▶ [Task to complete] Identify the lines that contain the string "current" and copy all of them.

▶ [Listing]

◆ ◆ ◆ ◆ ◆ ◆ ◆

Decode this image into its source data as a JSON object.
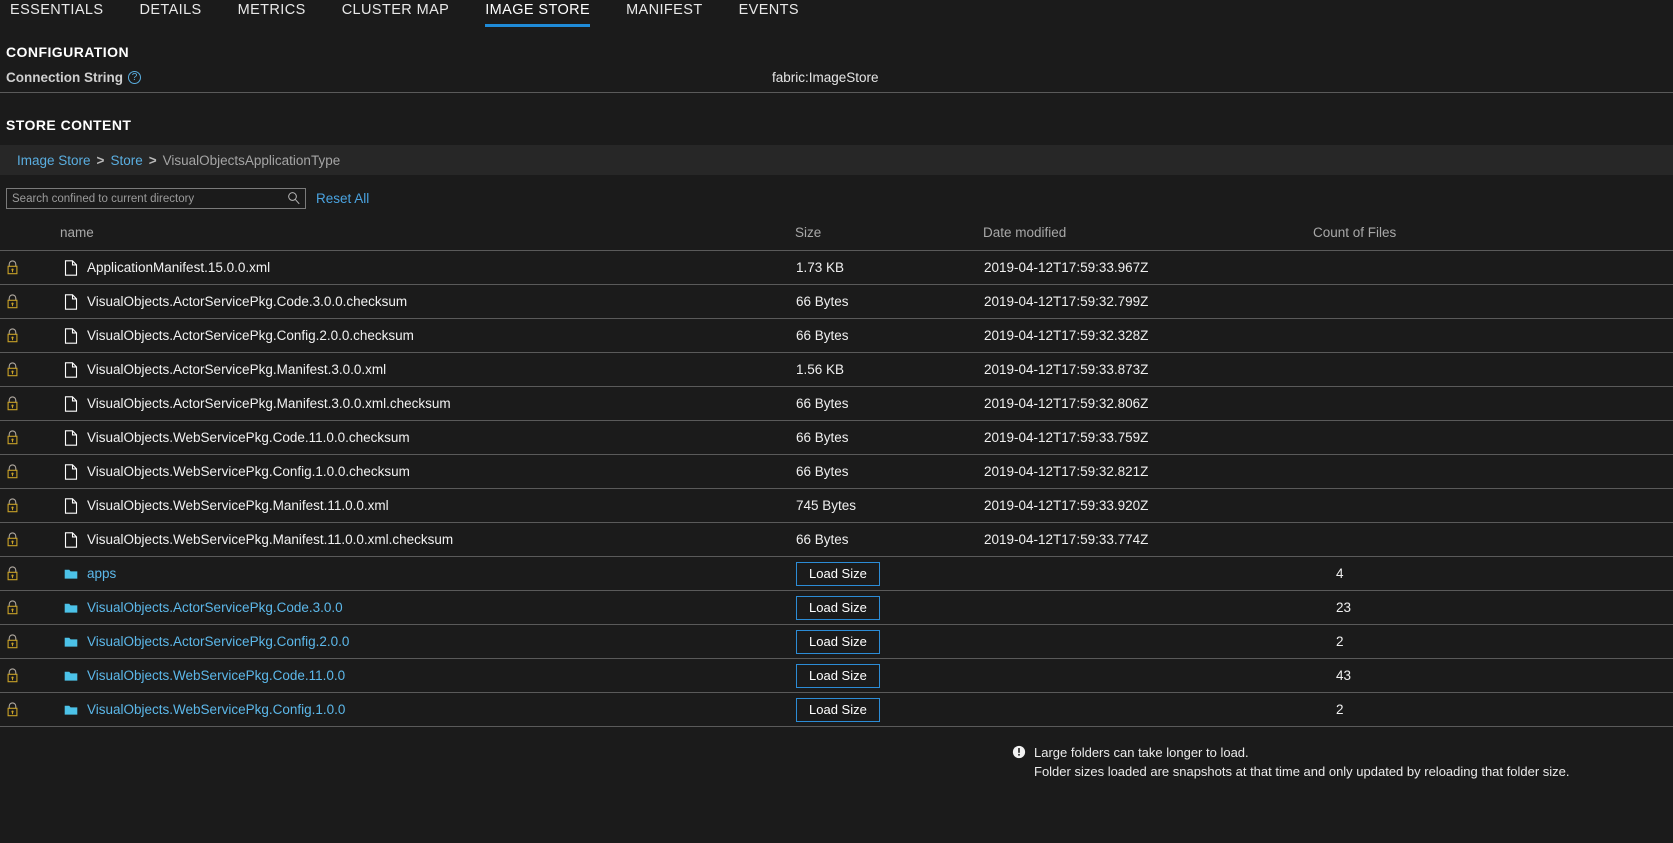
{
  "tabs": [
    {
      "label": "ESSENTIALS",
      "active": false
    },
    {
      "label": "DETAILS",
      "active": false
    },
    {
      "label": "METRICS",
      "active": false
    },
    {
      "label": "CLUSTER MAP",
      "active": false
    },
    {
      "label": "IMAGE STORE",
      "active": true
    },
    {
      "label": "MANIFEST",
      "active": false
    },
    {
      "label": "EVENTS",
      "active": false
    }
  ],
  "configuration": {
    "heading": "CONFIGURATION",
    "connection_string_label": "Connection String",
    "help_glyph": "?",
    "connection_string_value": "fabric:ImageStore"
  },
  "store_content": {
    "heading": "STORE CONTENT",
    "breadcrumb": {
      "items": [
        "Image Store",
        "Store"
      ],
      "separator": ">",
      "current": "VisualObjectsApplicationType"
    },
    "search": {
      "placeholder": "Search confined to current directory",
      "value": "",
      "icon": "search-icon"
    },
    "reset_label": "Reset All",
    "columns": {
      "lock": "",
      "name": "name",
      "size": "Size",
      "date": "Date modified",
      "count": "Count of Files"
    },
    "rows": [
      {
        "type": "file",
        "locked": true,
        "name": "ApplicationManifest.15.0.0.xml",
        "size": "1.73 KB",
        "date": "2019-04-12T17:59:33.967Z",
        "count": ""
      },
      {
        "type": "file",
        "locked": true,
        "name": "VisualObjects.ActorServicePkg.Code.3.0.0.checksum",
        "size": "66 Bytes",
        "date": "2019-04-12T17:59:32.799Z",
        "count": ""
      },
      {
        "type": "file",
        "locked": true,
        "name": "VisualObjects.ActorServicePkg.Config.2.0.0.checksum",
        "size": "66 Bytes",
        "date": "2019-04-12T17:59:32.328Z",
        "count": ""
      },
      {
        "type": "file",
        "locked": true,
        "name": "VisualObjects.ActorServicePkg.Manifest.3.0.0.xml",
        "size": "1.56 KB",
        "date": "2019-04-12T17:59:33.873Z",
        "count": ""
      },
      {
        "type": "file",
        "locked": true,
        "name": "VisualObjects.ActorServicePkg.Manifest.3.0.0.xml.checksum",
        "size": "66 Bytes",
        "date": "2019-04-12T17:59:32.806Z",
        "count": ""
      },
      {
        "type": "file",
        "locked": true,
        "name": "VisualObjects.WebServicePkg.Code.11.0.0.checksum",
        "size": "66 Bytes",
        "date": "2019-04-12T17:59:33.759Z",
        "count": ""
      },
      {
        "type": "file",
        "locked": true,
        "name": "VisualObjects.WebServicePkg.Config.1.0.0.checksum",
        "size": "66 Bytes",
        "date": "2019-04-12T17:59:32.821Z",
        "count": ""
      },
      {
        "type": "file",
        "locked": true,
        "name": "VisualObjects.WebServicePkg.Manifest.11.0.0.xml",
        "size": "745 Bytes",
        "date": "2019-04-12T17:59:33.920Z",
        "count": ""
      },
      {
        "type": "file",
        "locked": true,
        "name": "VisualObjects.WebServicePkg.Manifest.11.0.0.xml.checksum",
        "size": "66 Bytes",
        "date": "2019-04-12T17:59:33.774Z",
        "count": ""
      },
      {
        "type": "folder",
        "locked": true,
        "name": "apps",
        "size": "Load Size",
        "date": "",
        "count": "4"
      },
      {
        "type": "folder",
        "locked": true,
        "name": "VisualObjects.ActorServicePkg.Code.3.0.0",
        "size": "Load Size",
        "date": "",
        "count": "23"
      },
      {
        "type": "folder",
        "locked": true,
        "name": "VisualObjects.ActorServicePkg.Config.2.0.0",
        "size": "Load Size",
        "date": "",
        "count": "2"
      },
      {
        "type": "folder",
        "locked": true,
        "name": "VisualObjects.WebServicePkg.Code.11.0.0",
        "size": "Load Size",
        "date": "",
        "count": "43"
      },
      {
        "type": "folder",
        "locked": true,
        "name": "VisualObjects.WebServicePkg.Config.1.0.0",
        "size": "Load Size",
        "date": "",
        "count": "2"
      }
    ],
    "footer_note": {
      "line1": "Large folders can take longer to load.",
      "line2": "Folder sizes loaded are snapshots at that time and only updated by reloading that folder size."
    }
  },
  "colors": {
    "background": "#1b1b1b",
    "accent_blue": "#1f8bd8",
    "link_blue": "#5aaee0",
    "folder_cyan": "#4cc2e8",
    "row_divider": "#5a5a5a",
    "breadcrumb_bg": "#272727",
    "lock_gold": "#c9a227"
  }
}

◆ ◆ ◆ ◆ ◆ ◆ ◆

▶ [Complete output]
      "current": "VisualObjectsApplicationType"
      "placeholder": "Search confined to current directory",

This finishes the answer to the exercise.